WRITTEN PROBLEM —
Print each of the entries exactly, leaving nothing out.

[Extracts from a graphics dataset]
BEGIN

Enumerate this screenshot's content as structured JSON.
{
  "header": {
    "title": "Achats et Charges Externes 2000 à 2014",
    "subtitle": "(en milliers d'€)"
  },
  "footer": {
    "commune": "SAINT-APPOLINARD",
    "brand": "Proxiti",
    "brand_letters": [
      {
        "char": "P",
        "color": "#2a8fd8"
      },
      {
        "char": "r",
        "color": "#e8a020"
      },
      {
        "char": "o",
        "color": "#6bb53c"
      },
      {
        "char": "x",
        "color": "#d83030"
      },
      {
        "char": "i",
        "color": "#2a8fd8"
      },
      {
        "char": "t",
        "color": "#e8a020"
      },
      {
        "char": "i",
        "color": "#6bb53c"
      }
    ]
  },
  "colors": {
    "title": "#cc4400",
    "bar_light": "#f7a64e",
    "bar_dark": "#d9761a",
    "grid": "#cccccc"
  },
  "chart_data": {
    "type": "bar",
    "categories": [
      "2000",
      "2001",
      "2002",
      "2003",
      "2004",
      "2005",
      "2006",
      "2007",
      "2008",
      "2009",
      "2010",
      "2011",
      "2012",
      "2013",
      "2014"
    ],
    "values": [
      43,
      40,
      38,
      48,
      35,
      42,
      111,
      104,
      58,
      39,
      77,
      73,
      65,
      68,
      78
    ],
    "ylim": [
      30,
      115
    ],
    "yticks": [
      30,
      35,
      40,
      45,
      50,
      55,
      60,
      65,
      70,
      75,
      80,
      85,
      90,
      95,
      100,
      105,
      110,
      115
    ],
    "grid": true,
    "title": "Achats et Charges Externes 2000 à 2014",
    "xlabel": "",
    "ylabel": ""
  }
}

END

EXERCISE RESULT —
Enumerate this screenshot's content as structured JSON.
{
  "header": {
    "title": "Achats et Charges Externes 2000 à 2014",
    "subtitle": "(en milliers d'€)"
  },
  "footer": {
    "commune": "SAINT-APPOLINARD",
    "brand": "Proxiti",
    "brand_letters": [
      {
        "char": "P",
        "color": "#2a8fd8"
      },
      {
        "char": "r",
        "color": "#e8a020"
      },
      {
        "char": "o",
        "color": "#6bb53c"
      },
      {
        "char": "x",
        "color": "#d83030"
      },
      {
        "char": "i",
        "color": "#2a8fd8"
      },
      {
        "char": "t",
        "color": "#e8a020"
      },
      {
        "char": "i",
        "color": "#6bb53c"
      }
    ]
  },
  "colors": {
    "title": "#cc4400",
    "bar_light": "#f7a64e",
    "bar_dark": "#d9761a",
    "grid": "#cccccc"
  },
  "chart_data": {
    "type": "bar",
    "categories": [
      "2000",
      "2001",
      "2002",
      "2003",
      "2004",
      "2005",
      "2006",
      "2007",
      "2008",
      "2009",
      "2010",
      "2011",
      "2012",
      "2013",
      "2014"
    ],
    "values": [
      43,
      40,
      38,
      48,
      35,
      42,
      111,
      104,
      58,
      39,
      77,
      73,
      65,
      68,
      78
    ],
    "ylim": [
      30,
      115
    ],
    "yticks": [
      30,
      35,
      40,
      45,
      50,
      55,
      60,
      65,
      70,
      75,
      80,
      85,
      90,
      95,
      100,
      105,
      110,
      115
    ],
    "grid": true,
    "title": "Achats et Charges Externes 2000 à 2014",
    "xlabel": "",
    "ylabel": ""
  }
}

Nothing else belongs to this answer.